Check each line of the material below for "data", then copy the ones that contain it.

— start —

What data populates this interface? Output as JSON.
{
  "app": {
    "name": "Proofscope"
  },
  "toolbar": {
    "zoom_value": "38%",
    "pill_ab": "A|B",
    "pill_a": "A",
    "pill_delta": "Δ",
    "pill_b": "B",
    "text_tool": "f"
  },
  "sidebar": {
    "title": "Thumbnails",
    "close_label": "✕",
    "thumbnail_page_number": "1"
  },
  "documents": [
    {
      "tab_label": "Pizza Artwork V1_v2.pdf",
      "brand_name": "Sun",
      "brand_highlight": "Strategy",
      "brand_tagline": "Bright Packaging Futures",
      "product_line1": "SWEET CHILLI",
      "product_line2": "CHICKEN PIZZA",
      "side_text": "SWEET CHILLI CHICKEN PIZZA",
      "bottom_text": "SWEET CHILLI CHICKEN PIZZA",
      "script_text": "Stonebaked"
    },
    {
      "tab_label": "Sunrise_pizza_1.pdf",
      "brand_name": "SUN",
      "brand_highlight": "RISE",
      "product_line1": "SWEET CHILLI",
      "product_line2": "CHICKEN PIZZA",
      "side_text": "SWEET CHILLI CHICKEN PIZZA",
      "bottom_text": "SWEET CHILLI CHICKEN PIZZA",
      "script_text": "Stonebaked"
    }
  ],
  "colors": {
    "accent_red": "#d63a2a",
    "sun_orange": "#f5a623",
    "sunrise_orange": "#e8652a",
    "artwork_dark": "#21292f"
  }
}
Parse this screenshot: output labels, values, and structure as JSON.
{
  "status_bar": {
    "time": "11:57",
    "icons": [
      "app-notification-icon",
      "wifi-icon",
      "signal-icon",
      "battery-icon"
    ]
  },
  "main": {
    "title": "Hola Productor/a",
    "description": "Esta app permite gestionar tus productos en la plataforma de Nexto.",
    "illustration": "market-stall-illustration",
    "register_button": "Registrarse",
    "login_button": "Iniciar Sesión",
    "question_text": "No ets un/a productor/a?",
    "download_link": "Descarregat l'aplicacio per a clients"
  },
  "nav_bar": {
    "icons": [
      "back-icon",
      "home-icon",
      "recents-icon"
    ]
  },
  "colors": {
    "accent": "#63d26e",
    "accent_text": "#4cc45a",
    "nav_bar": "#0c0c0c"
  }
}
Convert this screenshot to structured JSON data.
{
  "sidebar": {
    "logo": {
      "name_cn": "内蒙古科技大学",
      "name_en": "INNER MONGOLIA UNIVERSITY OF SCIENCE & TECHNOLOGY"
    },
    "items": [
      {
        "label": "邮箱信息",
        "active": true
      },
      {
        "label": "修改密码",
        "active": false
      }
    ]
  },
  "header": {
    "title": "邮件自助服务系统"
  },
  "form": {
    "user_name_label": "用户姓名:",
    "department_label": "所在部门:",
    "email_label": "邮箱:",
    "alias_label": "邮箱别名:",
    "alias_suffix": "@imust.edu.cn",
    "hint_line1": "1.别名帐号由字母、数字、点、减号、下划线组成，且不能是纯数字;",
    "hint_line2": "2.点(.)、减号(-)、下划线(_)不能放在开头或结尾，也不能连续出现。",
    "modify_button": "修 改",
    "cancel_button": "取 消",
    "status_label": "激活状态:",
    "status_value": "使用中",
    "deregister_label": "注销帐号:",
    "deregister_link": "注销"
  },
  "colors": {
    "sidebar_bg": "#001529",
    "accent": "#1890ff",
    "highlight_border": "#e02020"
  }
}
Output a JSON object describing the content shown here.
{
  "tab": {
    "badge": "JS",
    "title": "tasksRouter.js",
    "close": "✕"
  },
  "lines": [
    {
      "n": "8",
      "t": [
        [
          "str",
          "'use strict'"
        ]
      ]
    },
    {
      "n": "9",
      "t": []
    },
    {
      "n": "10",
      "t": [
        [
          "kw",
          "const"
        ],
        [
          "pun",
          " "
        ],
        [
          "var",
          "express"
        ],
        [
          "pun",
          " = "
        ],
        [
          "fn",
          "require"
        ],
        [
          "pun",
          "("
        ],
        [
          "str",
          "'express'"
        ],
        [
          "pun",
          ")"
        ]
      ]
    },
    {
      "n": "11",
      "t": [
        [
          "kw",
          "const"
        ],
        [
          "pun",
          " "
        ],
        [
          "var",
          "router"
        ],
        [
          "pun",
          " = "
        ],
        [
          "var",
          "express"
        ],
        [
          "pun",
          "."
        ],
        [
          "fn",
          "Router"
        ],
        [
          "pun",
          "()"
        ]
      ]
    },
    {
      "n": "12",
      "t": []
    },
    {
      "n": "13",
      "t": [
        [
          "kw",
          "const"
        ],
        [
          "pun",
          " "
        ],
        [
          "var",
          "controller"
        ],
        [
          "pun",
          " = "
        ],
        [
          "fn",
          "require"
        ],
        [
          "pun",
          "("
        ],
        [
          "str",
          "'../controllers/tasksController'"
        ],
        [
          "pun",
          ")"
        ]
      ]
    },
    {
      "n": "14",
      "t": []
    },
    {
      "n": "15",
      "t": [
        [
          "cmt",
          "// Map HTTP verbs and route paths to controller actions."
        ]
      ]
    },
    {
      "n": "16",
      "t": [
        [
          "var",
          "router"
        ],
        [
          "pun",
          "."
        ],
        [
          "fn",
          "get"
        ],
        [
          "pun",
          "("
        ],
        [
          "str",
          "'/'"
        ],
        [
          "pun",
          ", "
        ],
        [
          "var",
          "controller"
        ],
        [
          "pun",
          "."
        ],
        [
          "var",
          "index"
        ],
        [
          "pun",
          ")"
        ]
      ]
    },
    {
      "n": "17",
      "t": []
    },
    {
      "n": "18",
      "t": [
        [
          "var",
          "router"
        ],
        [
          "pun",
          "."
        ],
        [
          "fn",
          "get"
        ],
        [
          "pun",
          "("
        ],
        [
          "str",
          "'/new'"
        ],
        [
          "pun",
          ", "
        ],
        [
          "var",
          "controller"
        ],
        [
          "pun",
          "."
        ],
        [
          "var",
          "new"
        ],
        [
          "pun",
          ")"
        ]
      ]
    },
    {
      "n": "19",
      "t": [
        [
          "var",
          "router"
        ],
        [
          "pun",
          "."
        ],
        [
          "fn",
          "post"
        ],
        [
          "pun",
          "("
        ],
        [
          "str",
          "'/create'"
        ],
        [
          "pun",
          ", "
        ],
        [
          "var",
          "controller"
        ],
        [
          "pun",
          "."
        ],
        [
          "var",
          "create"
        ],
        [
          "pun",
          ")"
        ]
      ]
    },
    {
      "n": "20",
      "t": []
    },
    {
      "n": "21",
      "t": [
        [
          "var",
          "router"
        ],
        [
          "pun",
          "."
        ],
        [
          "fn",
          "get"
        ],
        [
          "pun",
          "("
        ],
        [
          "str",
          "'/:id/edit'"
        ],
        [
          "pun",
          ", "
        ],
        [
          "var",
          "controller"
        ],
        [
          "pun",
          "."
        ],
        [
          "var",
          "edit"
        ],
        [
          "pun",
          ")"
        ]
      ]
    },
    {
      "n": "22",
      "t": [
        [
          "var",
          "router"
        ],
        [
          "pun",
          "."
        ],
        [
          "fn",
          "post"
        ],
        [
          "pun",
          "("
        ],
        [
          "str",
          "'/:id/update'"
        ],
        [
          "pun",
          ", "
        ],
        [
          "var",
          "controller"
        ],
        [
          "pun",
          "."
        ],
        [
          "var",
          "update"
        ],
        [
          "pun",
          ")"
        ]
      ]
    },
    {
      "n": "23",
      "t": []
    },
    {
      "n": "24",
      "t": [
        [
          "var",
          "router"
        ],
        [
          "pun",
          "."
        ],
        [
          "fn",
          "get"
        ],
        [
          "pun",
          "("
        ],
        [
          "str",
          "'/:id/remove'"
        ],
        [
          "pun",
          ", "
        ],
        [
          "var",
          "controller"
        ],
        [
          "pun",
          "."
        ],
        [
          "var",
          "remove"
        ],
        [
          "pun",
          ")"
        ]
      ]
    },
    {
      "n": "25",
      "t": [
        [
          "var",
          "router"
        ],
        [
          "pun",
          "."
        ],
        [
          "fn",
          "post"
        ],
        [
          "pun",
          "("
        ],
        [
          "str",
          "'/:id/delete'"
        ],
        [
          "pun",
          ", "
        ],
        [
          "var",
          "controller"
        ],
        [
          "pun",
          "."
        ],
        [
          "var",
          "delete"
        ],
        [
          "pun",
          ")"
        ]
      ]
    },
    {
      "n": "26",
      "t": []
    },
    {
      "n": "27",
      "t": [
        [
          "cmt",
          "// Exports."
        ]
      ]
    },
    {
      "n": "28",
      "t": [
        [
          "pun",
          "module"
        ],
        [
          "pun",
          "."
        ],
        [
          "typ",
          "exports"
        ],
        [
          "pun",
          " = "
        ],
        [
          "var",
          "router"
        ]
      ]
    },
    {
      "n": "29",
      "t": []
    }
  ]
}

— end —

[Right answer]
What data populates this interface? Output as JSON.
Convert this screenshot to structured JSON data.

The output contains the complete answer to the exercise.